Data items
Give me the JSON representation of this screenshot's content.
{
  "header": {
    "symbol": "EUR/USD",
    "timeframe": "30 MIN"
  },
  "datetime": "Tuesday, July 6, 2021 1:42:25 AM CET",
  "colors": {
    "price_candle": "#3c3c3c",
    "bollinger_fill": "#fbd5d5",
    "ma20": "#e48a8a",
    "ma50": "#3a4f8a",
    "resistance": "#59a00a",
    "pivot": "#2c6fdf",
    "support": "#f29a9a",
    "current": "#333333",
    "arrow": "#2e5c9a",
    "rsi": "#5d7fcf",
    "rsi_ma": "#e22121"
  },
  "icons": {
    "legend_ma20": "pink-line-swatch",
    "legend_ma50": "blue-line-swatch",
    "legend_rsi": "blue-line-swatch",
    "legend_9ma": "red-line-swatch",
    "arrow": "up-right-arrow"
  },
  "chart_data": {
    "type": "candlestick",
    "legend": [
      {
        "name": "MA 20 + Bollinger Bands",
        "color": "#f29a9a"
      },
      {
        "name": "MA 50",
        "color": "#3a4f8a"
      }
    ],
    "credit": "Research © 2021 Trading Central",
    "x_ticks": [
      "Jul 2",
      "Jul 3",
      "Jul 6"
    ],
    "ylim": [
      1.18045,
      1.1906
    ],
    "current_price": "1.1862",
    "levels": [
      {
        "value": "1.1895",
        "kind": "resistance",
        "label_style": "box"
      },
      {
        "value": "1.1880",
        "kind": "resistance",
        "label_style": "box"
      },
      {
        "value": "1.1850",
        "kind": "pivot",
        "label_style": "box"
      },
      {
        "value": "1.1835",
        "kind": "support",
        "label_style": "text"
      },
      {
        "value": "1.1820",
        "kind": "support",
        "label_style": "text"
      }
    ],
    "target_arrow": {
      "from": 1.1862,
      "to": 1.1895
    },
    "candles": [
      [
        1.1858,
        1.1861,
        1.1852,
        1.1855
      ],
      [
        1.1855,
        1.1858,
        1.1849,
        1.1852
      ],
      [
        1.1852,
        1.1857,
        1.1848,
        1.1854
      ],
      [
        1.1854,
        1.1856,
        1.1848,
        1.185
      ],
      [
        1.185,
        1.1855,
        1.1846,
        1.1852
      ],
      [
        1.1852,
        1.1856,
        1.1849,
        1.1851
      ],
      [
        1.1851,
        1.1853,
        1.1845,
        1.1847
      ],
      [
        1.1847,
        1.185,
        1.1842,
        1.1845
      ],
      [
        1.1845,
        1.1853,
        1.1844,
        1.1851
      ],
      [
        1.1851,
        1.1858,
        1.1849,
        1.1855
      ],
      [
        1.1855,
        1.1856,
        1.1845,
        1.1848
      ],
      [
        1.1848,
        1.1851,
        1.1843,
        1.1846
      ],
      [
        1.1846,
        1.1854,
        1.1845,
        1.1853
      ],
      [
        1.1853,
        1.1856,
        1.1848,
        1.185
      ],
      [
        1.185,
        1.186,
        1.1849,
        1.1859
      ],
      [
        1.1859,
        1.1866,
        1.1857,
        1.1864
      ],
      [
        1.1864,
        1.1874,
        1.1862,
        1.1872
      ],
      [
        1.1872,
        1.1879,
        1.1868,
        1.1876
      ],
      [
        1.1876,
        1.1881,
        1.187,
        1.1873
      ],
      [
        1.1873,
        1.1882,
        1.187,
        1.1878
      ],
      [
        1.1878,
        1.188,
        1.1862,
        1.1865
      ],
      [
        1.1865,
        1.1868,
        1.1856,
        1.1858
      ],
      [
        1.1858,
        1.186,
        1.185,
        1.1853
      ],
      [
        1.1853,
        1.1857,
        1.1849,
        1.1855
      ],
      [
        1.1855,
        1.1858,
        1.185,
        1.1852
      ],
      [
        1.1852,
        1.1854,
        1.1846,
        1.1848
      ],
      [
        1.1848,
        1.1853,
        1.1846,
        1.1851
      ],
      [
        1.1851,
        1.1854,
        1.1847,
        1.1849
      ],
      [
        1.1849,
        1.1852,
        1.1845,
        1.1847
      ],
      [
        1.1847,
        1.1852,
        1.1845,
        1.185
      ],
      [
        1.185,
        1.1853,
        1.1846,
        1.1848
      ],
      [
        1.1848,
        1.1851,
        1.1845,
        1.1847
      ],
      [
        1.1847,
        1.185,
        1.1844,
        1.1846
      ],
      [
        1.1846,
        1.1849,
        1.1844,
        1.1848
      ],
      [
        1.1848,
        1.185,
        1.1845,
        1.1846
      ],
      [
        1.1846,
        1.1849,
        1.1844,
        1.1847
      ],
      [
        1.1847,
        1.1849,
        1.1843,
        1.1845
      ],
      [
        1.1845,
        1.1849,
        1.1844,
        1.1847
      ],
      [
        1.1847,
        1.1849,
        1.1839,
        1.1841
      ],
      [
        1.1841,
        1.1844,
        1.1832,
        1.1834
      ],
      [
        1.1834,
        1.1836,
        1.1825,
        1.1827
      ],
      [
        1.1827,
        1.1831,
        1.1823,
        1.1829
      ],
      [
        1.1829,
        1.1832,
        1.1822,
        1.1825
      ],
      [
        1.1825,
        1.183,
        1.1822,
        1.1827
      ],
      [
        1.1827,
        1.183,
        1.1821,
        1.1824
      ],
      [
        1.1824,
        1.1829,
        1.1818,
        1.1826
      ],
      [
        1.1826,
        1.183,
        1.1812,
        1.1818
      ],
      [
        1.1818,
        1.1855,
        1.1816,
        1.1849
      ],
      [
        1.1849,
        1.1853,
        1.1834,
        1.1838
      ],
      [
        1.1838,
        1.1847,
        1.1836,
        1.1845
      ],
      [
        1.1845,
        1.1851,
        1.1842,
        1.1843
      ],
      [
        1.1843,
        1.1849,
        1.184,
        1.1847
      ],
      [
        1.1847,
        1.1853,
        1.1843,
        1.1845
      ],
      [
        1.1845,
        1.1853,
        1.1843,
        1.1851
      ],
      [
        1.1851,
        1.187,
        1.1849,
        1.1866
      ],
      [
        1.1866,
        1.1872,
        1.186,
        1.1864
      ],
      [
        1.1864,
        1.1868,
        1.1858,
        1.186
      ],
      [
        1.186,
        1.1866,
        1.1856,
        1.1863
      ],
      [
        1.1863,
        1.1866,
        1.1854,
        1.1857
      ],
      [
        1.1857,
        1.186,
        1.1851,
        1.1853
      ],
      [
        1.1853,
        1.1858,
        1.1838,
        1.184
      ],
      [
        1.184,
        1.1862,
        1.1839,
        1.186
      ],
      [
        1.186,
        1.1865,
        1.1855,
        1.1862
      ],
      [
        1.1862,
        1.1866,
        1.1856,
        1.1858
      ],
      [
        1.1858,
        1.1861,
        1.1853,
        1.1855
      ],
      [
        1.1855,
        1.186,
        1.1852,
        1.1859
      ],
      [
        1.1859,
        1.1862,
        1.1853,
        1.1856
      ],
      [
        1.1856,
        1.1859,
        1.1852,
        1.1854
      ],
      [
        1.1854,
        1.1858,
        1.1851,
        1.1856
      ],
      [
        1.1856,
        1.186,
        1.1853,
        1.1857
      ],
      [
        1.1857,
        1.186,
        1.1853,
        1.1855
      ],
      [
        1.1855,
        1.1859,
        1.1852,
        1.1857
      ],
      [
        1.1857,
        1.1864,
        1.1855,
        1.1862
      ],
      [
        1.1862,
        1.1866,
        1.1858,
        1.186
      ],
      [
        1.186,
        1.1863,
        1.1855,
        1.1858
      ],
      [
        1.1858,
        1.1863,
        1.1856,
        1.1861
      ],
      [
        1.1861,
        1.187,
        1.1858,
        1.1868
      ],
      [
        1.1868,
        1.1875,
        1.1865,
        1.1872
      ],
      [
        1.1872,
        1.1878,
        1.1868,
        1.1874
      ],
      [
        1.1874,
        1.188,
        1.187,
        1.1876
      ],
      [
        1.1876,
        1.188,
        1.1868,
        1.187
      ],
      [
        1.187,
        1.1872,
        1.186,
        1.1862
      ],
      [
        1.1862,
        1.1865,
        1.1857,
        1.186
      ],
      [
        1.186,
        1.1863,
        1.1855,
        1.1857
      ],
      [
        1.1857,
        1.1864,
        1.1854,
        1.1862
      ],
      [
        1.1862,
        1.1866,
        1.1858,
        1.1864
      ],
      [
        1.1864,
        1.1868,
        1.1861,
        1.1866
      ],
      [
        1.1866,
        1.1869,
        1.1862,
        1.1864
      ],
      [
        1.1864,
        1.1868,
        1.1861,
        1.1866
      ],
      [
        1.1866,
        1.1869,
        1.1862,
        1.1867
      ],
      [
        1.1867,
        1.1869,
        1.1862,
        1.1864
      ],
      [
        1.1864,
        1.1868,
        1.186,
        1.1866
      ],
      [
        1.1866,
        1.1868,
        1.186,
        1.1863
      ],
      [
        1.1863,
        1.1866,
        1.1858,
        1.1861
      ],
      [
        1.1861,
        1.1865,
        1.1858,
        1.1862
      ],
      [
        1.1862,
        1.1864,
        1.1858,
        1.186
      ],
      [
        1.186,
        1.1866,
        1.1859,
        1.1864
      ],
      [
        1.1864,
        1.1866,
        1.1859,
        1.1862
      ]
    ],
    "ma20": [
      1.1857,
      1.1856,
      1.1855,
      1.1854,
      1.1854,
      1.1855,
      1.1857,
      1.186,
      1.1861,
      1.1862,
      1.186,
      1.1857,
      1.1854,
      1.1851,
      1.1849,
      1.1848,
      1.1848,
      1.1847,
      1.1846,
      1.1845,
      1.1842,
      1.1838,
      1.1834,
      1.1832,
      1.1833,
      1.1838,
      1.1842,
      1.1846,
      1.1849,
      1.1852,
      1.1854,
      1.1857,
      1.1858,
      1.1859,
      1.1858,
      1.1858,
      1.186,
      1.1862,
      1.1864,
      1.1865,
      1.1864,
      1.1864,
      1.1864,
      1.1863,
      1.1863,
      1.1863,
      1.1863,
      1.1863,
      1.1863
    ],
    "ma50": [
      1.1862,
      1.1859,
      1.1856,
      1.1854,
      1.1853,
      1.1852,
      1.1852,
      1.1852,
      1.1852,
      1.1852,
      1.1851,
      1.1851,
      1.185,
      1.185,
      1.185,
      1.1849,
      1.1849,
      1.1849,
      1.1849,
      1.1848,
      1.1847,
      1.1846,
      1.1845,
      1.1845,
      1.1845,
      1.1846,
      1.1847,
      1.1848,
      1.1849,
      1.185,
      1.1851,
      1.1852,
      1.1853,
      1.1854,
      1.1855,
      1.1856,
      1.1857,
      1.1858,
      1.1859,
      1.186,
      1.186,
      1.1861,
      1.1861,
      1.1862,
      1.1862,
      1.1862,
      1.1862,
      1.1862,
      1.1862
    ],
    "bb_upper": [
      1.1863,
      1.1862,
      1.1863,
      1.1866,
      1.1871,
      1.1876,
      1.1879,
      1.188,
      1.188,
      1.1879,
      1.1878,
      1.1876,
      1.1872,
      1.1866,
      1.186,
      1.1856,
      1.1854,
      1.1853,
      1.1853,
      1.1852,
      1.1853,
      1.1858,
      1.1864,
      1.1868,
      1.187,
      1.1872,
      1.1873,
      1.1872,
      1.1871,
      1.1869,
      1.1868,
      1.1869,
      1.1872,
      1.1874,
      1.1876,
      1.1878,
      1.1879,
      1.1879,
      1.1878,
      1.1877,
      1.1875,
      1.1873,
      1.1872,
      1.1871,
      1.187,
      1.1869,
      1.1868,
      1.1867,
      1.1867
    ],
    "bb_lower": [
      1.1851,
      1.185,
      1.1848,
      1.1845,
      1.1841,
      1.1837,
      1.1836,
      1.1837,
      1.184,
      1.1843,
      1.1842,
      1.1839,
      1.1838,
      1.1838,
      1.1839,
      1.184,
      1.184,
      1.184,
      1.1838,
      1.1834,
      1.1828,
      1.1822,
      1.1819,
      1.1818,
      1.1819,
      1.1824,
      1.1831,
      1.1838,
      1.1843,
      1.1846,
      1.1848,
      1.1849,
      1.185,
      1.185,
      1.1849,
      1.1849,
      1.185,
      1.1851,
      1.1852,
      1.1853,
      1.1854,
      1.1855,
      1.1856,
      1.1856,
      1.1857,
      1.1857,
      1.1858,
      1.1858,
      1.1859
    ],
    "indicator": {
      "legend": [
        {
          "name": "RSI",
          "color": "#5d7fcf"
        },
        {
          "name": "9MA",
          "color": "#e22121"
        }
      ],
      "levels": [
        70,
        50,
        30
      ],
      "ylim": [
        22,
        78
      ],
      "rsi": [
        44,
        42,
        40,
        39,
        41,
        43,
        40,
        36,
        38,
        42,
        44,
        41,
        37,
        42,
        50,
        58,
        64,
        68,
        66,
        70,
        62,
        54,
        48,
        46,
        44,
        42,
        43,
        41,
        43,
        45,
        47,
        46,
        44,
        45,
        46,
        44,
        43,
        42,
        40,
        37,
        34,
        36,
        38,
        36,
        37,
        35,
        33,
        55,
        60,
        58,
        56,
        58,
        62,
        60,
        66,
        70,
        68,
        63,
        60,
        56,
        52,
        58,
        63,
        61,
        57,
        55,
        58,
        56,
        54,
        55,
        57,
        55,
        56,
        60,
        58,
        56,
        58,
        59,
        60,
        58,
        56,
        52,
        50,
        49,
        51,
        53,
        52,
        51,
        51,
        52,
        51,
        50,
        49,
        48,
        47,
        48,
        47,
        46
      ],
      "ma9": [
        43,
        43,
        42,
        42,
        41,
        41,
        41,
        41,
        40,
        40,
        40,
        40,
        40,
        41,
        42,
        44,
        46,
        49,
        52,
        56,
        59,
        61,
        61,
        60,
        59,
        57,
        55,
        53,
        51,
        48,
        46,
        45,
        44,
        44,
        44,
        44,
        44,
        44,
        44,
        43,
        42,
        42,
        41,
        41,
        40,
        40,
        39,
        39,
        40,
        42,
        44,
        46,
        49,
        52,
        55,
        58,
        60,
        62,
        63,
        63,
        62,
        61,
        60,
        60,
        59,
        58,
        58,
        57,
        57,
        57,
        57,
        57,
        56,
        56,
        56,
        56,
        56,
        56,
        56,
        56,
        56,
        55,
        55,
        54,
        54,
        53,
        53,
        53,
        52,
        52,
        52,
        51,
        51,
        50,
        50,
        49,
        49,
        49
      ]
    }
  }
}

> **What is expected**
Find how many of the lines above have the word "name" in them. State only that number.

> **Task output**
4